_REQUIRED TASK_
Copy every line of the listing that holds the string "appropriate".

_MATERIAL FOR THE TASK_
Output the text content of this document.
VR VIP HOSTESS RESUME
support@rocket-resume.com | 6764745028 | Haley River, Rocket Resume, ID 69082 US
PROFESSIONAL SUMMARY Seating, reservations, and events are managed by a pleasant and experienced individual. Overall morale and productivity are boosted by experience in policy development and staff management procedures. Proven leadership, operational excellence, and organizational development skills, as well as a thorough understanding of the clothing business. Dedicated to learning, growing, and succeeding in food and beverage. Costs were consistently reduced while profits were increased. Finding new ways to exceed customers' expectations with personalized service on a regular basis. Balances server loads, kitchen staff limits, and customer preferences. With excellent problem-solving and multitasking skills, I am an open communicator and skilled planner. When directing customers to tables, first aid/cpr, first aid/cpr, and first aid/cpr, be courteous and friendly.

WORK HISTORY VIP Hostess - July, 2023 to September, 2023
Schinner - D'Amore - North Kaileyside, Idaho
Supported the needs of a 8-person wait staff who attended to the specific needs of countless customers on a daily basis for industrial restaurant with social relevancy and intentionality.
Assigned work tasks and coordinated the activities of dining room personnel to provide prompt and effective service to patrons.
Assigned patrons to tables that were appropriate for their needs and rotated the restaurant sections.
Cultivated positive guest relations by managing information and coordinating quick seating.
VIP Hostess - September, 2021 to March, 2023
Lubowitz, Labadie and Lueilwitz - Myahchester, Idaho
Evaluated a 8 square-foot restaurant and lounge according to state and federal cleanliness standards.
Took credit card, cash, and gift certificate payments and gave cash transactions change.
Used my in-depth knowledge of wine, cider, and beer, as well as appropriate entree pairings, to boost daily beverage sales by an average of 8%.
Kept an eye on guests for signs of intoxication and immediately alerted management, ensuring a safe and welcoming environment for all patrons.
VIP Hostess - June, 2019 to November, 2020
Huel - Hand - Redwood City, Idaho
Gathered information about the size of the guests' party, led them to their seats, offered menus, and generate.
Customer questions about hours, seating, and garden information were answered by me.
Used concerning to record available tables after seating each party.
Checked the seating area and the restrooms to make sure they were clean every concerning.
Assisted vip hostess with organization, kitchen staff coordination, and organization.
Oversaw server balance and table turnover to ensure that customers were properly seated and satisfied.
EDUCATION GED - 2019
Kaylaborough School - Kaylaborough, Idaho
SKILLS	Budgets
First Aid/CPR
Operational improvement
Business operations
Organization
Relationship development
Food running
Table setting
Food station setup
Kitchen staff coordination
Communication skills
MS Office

_TASK OUTPUT_
Assigned patrons to tables that were appropriate for their needs and rotated the restaurant sections.
Used my in-depth knowledge of wine, cider, and beer, as well as appropriate entree pairings, to boost daily beverage sales by an average of 8%.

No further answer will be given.